Data items:
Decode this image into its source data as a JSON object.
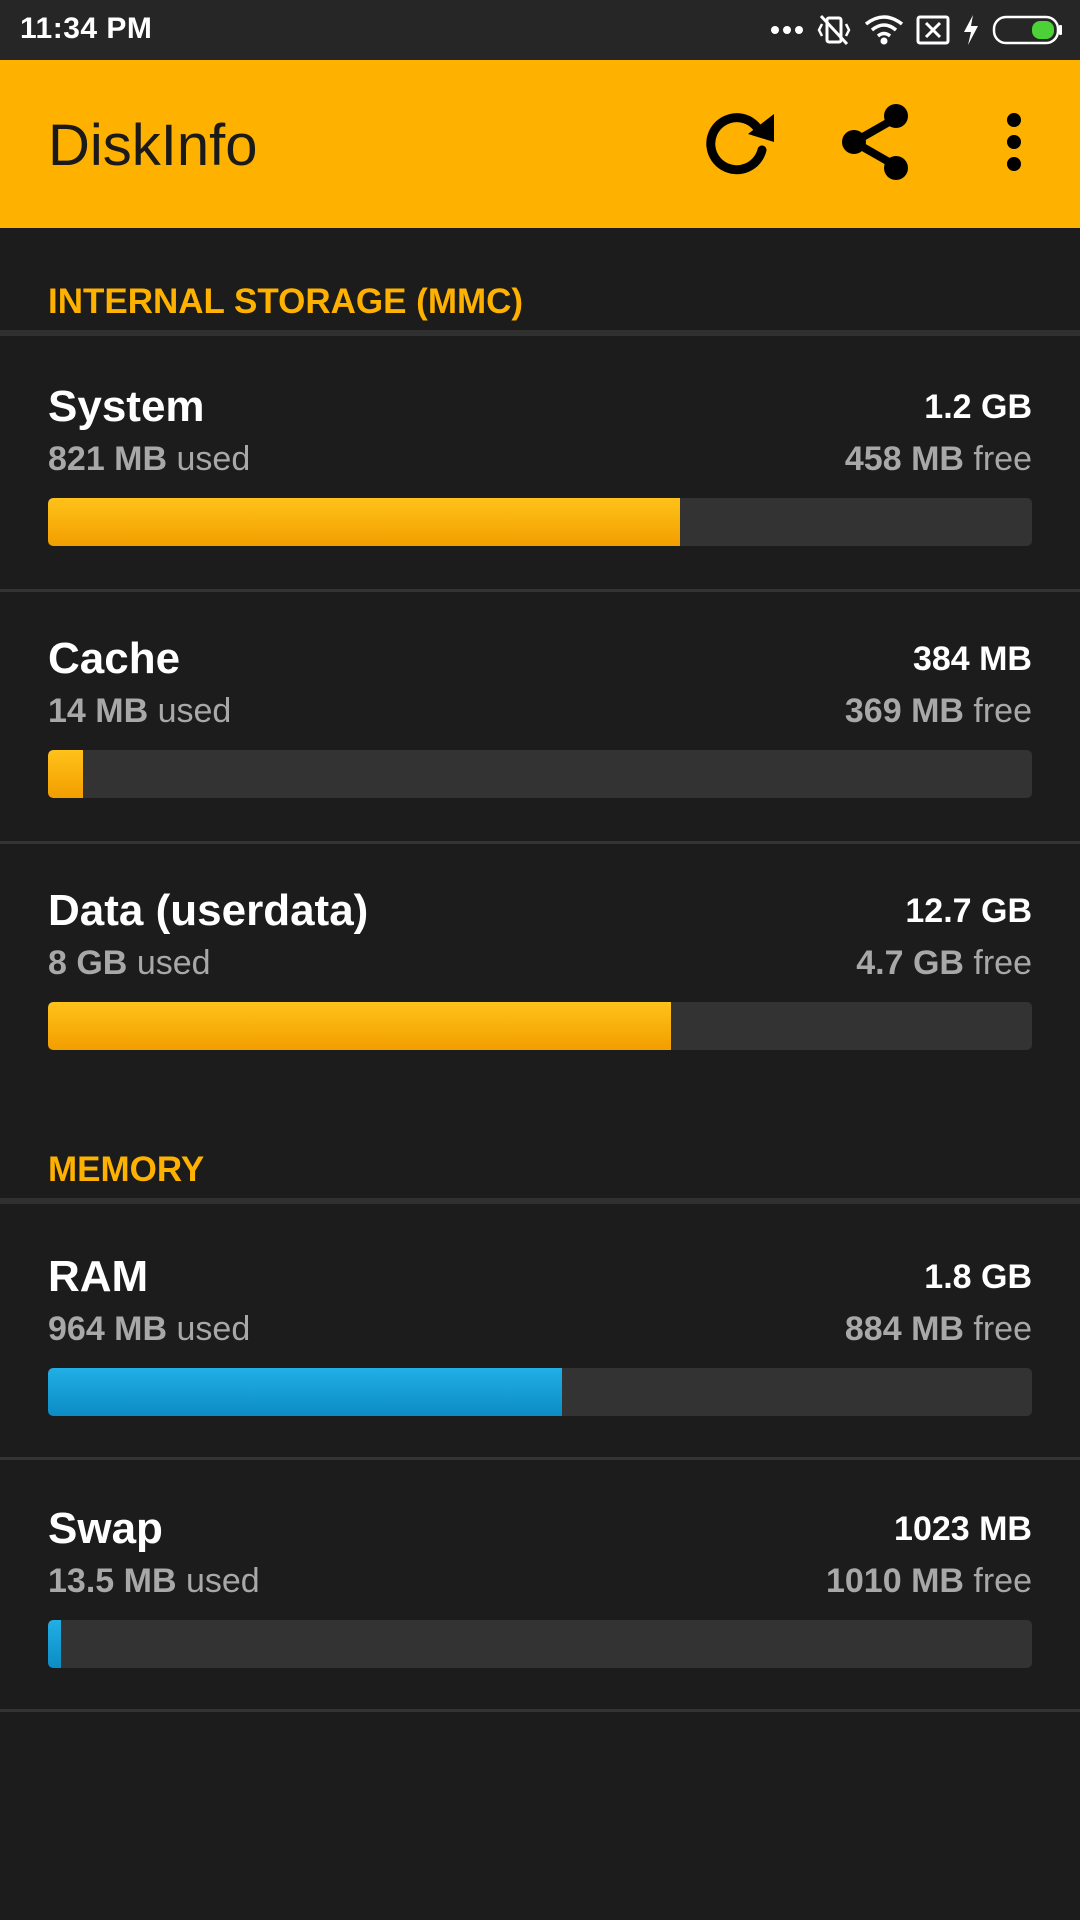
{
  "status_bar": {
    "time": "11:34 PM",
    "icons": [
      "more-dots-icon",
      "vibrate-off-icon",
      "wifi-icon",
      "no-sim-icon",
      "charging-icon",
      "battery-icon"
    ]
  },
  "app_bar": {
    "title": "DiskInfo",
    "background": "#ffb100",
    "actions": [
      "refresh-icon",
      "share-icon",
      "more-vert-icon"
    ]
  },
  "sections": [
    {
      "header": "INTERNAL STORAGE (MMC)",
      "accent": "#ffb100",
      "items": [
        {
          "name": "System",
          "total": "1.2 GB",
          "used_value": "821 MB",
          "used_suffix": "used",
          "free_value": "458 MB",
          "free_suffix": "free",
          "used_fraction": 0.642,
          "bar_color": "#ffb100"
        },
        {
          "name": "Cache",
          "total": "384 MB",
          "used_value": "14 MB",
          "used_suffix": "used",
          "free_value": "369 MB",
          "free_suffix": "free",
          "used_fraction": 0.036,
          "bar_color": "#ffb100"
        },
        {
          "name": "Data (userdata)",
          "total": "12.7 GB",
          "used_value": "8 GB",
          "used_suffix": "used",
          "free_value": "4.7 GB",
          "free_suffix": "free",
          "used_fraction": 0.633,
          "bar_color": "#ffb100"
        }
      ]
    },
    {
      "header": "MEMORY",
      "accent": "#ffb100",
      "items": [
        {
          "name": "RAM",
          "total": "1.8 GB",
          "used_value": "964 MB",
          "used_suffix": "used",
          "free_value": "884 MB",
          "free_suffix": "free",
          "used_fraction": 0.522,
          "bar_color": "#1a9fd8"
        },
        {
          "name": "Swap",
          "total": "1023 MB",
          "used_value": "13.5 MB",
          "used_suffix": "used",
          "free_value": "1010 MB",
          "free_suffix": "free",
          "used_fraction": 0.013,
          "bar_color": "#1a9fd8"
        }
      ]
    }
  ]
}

--

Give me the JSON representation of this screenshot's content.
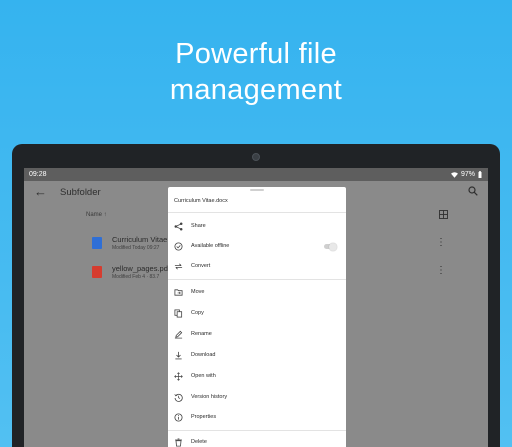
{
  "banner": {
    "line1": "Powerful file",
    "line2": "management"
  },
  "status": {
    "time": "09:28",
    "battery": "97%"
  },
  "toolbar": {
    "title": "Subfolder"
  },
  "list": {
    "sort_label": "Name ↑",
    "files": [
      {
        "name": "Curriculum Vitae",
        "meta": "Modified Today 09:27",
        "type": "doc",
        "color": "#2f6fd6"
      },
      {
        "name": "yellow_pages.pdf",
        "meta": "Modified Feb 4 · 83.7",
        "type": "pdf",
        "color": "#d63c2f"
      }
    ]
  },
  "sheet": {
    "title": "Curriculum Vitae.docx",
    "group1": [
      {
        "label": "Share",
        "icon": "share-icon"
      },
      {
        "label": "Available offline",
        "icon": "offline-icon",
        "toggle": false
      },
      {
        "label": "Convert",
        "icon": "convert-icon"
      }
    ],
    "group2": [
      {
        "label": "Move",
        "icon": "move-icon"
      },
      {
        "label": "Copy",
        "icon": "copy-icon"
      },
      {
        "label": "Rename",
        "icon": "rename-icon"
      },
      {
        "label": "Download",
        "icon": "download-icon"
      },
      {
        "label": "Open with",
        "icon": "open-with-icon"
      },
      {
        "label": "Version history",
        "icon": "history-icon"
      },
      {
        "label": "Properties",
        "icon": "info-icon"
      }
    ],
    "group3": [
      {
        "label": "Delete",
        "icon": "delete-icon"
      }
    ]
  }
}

• [AIM]: Search the records above for the string "meta". Copy every line that contains it.

• [REPLY]:
        "meta": "Modified Today 09:27",
        "meta": "Modified Feb 4 · 83.7",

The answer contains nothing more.